- [Passage given]

───

A MultiPoint represents a set of points, as follows:
MultiPoint
{
Double[4] Box // Bounding Box
Integer NumPoints // Number of Points
Point[NumPoints] Points // The Points in the Set
}

The Bounding Box is stored in the order Xmin, Ymin, Xmax, Ymax with the 8 bytes size.

The function is as following
    function loadMultiPointRecord()
    {
        $this->SHPData = array();
        $this->SHPData["xmin"] = loadData("d", fread($this->SHPFile, 8));
        $this->SHPData["ymin"] = loadData("d", fread($this->SHPFile, 8));
        $this->SHPData["xmax"] = loadData("d", fread($this->SHPFile, 8));
        $this->SHPData["ymax"] = loadData("d", fread($this->SHPFile, 8));

        $this->SHPData["numpoints"] = loadData("V", fread($this->SHPFile, 4));

        for ($i = 0; $i <= $this->SHPData["numpoints"]; $i++) {
            $data = $this->loadPoint();
            $this->SHPData["pointString"] .= $data["pointString"];
        }
    }

4.4 PolyLine

A PolyLine is an ordered set of vertices that consists of one or more parts. A part is a connected sequence of two or more points. Parts may or may not be connected to one another. Parts may or may not intersect one another. Because this specification does not forbid consecutive points with identical coordinates, shapefile readers must handle such cases. On the other hand, the degenerate, zero length
parts that might result are not allowed.

───

Box annotation data
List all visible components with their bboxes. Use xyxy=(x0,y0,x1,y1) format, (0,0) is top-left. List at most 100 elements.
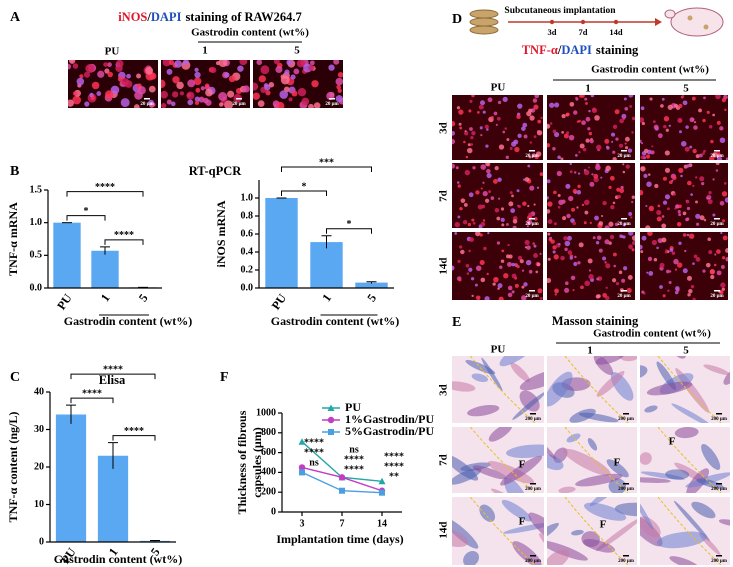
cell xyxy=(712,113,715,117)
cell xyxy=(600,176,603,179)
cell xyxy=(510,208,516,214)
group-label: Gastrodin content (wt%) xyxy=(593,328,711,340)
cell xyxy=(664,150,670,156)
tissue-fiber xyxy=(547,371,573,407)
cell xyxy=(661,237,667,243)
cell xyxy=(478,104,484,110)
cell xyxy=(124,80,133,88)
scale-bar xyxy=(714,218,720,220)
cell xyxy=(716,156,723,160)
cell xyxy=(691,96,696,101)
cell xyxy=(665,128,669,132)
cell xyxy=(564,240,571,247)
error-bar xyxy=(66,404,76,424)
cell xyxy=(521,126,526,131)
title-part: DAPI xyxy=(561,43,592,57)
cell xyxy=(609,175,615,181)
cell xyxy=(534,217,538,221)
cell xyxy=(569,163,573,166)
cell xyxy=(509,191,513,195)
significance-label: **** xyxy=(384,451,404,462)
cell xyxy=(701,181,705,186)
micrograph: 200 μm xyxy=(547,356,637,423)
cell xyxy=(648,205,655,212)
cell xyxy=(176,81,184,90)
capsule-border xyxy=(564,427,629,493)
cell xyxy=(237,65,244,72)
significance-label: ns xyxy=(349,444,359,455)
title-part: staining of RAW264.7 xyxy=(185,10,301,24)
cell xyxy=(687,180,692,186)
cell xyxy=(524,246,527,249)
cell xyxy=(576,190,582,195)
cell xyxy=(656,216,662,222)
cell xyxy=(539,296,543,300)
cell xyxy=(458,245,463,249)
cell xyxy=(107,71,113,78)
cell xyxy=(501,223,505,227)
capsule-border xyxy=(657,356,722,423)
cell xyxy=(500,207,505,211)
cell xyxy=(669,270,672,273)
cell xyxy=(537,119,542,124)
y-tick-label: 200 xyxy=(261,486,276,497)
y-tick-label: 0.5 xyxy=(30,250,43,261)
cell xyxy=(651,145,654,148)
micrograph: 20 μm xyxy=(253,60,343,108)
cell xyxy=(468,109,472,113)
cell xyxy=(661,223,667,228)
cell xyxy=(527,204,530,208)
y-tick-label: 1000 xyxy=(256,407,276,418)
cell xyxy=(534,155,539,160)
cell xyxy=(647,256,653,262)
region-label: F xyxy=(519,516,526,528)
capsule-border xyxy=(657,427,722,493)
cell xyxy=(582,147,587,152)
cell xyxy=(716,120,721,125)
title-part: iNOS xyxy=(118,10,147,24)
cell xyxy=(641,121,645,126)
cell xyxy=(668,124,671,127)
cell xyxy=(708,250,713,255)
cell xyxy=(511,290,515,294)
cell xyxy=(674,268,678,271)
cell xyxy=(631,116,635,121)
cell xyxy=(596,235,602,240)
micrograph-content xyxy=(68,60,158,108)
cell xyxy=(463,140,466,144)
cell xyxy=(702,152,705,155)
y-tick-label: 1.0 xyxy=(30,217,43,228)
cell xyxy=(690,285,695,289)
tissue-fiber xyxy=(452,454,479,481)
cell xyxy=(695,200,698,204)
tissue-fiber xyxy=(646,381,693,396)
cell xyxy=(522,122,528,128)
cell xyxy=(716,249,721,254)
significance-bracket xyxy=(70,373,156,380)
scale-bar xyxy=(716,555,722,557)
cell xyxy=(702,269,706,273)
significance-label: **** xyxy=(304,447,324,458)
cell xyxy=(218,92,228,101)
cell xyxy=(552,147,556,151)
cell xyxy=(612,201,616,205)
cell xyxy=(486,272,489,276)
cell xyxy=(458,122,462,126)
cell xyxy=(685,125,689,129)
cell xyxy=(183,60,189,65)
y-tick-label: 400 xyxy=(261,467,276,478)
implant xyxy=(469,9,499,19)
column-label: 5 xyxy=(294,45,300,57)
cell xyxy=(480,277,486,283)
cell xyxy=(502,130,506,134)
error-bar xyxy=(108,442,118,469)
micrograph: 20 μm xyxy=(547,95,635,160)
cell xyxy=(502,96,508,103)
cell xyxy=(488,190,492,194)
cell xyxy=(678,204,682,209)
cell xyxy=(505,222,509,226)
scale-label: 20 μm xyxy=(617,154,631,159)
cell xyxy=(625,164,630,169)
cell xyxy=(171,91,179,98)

───

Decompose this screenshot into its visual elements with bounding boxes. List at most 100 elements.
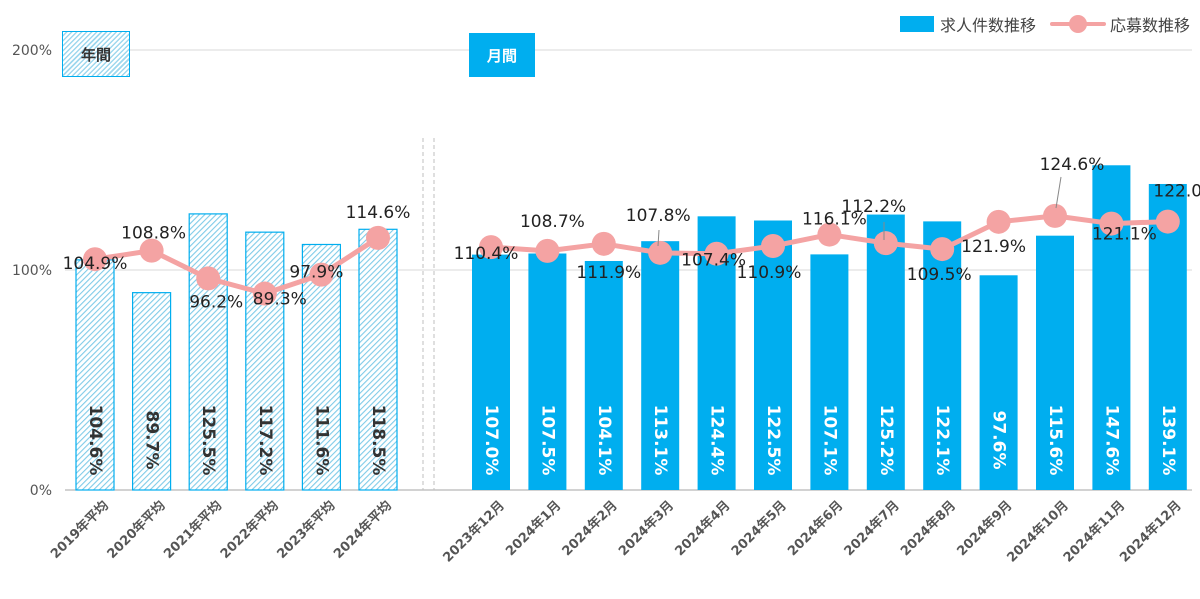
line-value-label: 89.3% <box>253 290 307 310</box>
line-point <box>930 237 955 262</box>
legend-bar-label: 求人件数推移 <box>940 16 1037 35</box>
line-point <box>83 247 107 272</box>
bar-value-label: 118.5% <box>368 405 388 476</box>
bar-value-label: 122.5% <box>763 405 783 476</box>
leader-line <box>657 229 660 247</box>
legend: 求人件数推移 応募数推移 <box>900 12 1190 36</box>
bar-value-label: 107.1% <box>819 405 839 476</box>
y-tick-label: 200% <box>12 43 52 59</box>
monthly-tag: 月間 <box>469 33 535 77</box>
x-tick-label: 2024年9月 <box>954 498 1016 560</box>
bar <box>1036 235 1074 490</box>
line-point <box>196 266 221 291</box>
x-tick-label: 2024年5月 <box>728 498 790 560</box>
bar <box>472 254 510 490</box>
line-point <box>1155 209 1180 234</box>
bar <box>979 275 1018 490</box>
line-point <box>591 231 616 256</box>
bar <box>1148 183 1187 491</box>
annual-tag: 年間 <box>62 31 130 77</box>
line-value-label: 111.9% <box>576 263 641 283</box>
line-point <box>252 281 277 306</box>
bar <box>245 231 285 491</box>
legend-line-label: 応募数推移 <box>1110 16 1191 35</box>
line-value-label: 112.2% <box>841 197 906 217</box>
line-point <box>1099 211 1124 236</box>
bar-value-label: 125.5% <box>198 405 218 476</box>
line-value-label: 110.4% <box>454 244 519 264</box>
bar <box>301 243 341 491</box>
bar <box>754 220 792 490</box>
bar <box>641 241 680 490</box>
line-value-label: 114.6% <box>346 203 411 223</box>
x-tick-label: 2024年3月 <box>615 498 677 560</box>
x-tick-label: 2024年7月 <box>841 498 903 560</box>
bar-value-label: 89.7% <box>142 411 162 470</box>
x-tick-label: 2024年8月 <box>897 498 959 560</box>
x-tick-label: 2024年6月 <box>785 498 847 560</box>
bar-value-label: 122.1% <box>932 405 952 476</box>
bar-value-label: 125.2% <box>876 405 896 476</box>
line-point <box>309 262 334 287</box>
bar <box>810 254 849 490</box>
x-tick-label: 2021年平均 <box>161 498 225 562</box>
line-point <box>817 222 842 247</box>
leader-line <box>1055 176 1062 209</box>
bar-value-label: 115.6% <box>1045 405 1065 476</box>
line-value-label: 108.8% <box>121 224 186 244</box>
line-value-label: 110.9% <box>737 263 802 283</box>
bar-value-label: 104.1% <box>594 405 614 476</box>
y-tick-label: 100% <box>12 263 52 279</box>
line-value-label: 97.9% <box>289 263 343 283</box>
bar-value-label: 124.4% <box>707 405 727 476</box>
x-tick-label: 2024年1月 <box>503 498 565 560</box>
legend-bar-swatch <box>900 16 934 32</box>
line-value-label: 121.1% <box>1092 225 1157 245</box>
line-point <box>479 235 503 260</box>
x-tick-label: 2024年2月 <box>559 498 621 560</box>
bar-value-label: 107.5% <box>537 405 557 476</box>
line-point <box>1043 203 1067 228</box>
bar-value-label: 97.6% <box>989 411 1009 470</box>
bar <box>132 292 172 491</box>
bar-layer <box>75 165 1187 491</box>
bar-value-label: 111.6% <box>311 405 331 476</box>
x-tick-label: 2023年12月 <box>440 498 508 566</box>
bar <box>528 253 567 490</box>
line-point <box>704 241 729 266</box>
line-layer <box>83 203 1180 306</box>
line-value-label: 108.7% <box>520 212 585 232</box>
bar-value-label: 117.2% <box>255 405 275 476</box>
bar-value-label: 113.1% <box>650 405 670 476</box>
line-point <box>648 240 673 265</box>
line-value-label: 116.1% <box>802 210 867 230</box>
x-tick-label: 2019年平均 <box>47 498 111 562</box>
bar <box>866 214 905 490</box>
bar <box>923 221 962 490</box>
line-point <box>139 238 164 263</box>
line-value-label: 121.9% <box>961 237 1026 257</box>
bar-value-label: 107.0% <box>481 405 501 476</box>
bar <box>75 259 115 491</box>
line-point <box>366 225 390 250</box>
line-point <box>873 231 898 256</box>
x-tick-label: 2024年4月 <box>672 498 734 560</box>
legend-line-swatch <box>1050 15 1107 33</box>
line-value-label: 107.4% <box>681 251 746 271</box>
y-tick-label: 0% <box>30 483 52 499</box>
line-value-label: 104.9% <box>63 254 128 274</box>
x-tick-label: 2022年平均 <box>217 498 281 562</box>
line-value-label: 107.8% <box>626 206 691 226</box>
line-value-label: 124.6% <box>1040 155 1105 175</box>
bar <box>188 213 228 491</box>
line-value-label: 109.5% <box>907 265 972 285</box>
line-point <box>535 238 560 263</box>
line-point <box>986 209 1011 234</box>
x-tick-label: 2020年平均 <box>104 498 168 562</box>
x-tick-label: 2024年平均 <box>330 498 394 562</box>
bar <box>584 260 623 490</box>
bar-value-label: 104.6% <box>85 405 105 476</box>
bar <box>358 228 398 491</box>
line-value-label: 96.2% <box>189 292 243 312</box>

───

- [Problem 1] According to the shapefile passage, why must shapefile readers handle consecutive points with identical coordinates? Answer in one to three sentences.
- [Problem 2] Copy out the lines of the records from the line with "cell xyxy=(712,113,715,117)" to the line with "cell xyxy=(478,104,484,110)", including both of those lines.
The shapefile passage and the records have no connection to each other.

- [Complete answer 1] The specification does not forbid consecutive points with identical coordinates. Because such points are allowed to occur, shapefile readers must be able to handle them.

- [Complete answer 2]
cell xyxy=(712,113,715,117)
cell xyxy=(600,176,603,179)
cell xyxy=(510,208,516,214)
group-label: Gastrodin content (wt%) xyxy=(593,328,711,340)
cell xyxy=(664,150,670,156)
tissue-fiber xyxy=(547,371,573,407)
cell xyxy=(661,237,667,243)
cell xyxy=(478,104,484,110)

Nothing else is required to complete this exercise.